§ Work required
Copy each line below in which the word "Uses" occurs.

§ Entries shown
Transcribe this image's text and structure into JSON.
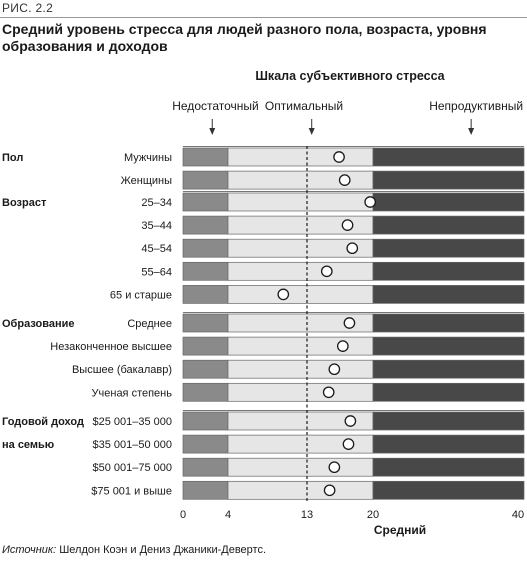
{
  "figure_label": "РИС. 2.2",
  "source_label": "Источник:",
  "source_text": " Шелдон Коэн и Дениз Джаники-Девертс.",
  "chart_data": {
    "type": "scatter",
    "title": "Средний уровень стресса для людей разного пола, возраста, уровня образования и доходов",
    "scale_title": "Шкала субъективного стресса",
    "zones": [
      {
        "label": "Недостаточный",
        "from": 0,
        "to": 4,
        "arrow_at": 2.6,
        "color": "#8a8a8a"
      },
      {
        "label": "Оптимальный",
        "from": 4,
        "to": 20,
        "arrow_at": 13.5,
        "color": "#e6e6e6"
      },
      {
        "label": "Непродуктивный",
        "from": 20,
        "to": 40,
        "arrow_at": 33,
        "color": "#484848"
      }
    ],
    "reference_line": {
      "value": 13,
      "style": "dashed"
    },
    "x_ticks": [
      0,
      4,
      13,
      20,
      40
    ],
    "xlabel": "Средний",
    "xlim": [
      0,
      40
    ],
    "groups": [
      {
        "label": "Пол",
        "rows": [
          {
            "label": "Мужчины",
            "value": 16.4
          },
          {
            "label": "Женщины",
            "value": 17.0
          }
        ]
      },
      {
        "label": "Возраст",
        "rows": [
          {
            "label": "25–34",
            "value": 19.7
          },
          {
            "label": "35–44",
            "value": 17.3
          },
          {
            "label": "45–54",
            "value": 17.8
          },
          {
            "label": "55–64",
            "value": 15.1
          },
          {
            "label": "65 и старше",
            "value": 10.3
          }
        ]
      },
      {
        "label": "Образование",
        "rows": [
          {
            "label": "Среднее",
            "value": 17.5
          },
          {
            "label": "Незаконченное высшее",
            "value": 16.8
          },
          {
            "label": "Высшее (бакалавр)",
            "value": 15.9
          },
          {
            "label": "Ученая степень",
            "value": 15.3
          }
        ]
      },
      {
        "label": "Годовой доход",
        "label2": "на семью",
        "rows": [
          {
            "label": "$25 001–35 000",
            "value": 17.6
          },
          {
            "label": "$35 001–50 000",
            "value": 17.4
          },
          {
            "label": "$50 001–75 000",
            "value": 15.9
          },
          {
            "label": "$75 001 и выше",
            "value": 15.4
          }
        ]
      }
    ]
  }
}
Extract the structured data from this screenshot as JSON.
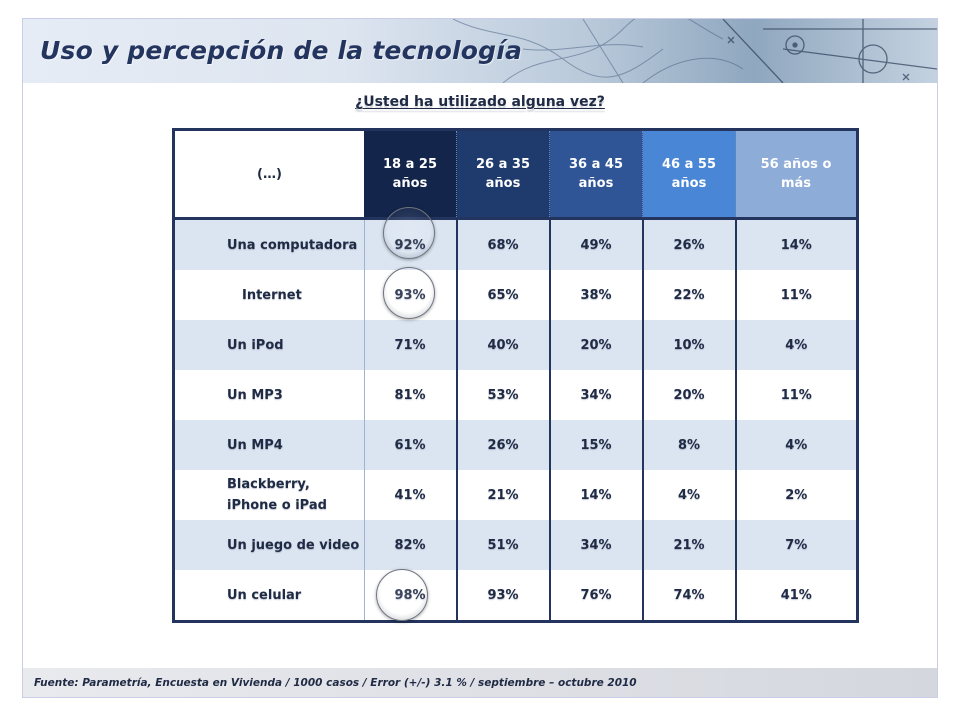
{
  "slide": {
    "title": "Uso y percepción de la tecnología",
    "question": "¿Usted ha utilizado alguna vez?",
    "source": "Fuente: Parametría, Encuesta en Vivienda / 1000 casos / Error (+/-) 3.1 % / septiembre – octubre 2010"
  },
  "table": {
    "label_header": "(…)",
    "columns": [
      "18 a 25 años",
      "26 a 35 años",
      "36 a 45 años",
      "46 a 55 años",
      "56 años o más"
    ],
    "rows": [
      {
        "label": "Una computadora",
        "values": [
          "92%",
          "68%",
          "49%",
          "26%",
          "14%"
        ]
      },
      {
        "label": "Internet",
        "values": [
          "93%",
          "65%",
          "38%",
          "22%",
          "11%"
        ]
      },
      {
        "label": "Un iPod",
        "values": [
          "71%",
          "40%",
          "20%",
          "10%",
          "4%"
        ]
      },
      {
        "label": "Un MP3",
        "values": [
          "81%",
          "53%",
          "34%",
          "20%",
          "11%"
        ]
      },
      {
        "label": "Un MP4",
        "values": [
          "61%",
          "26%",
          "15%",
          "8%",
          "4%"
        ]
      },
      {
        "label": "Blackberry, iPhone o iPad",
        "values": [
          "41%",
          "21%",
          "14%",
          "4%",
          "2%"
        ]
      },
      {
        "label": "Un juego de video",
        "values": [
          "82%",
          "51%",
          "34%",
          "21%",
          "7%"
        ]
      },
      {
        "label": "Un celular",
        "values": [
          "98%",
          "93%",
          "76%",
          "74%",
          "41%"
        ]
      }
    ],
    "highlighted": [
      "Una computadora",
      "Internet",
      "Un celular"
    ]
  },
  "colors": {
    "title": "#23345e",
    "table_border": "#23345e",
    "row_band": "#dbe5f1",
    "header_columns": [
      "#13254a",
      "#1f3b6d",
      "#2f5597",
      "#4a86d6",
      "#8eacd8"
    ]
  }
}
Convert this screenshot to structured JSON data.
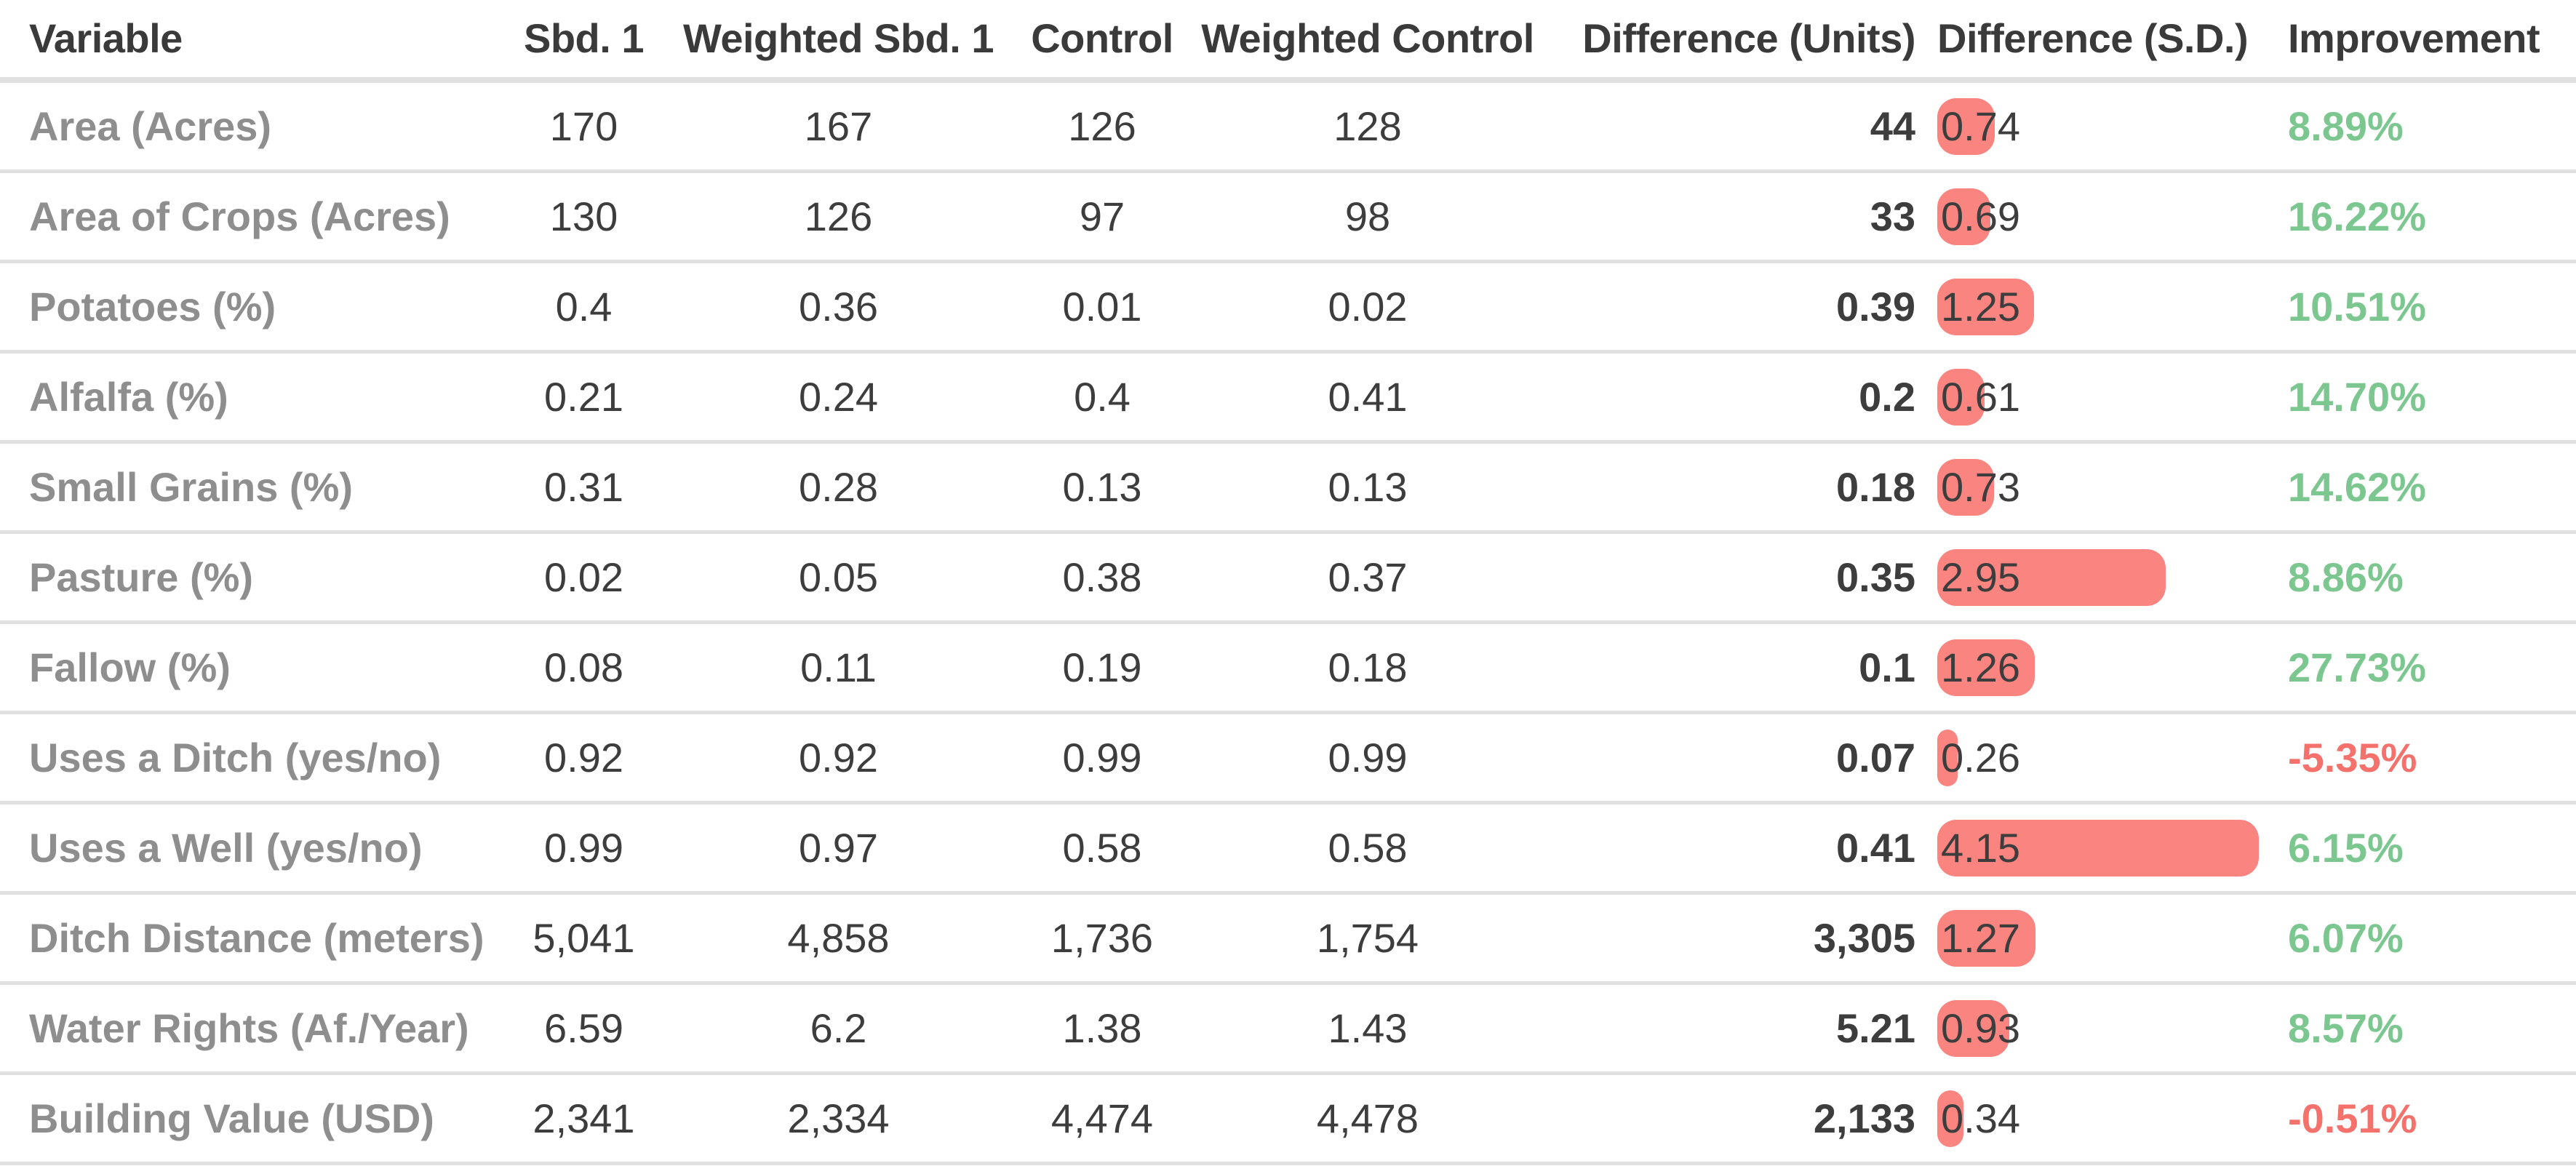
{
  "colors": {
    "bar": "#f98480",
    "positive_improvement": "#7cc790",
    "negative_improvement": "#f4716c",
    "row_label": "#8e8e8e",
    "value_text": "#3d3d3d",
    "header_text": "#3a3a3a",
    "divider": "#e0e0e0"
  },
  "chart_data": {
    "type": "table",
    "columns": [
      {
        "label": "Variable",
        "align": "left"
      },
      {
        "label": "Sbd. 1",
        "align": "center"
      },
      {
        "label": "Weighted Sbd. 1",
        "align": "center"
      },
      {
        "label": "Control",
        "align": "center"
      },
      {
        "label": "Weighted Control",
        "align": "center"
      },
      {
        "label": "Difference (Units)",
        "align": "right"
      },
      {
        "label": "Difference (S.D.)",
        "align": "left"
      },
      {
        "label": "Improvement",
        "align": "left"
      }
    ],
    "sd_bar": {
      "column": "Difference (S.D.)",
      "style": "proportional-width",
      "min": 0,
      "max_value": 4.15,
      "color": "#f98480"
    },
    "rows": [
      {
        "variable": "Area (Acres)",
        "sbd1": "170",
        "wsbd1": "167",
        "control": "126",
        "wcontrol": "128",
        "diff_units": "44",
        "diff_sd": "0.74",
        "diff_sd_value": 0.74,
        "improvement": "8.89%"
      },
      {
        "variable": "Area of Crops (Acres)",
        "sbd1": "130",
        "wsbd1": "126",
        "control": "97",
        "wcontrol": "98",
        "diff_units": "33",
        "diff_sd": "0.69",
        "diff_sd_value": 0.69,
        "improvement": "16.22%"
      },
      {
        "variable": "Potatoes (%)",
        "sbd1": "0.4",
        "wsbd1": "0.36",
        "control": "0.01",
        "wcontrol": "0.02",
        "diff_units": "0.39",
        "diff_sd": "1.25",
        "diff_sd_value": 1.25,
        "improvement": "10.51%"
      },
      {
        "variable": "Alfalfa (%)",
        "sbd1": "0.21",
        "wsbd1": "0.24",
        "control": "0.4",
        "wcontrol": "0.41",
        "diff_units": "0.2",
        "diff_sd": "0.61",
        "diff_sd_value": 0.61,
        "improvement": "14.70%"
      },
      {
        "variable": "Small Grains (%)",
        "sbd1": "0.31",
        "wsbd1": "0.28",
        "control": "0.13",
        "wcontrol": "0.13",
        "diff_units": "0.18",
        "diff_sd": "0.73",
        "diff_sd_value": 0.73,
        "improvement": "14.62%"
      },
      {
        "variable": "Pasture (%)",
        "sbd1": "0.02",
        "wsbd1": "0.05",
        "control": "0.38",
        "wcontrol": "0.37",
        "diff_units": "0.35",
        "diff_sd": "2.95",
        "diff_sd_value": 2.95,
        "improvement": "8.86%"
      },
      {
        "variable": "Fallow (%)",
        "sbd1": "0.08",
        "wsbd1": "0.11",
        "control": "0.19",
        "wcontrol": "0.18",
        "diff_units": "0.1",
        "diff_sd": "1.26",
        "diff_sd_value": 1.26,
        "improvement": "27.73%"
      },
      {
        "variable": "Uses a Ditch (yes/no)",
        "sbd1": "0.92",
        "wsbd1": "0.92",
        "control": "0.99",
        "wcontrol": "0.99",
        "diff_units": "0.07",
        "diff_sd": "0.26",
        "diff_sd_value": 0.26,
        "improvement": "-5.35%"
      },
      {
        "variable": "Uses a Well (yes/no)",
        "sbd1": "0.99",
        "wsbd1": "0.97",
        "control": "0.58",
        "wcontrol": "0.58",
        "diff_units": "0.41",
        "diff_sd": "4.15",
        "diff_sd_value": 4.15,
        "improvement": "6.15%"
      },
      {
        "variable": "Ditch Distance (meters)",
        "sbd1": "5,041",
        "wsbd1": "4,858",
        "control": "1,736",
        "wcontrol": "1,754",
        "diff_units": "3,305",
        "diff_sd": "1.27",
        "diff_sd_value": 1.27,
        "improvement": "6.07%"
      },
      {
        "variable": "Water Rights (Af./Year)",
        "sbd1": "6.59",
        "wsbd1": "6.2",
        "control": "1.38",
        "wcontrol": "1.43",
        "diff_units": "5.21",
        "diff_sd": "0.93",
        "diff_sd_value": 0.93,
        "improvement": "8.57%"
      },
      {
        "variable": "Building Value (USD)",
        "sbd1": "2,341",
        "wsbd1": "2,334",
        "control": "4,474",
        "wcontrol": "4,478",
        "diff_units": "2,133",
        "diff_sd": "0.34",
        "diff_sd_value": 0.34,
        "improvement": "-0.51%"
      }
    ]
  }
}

...

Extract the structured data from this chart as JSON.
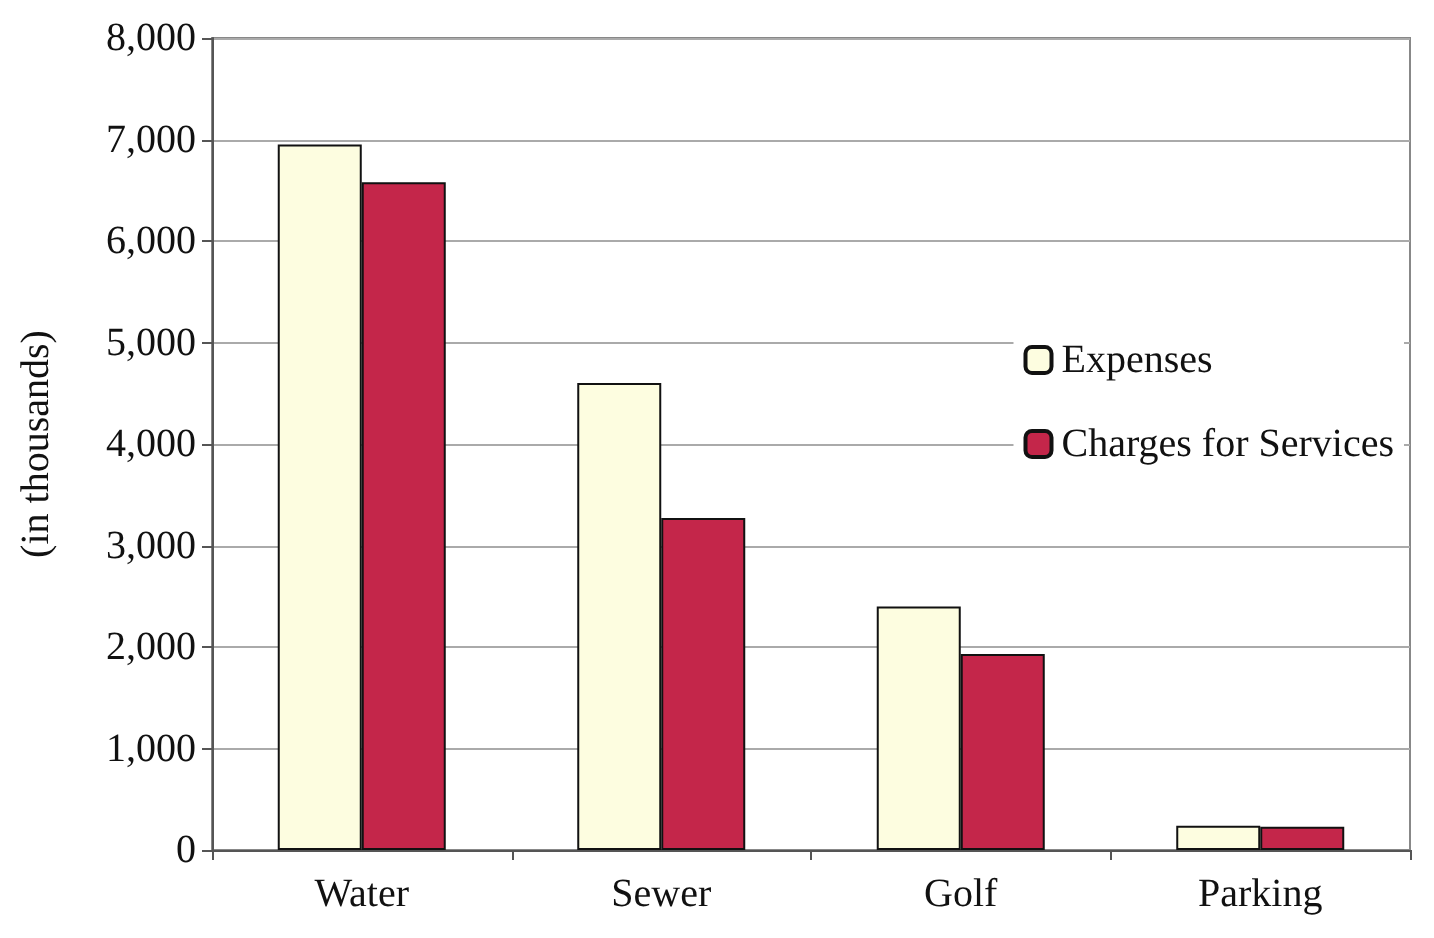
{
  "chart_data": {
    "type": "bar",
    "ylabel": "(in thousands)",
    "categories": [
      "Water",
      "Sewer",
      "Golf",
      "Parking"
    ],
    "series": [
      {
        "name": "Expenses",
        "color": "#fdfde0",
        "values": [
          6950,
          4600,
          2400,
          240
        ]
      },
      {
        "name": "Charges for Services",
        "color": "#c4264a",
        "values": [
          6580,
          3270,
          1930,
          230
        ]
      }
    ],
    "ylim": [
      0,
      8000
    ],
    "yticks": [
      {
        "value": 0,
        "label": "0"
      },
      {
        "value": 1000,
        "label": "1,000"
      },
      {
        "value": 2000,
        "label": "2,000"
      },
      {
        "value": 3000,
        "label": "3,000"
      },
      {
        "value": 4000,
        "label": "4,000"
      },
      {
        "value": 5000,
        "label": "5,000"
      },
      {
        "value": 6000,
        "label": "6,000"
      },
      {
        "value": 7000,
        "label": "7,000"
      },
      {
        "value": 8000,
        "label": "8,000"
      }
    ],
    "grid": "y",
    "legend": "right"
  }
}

§ Written solution
        "variable": "Uses a Ditch (yes/no)",
        "variable": "Uses a Well (yes/no)",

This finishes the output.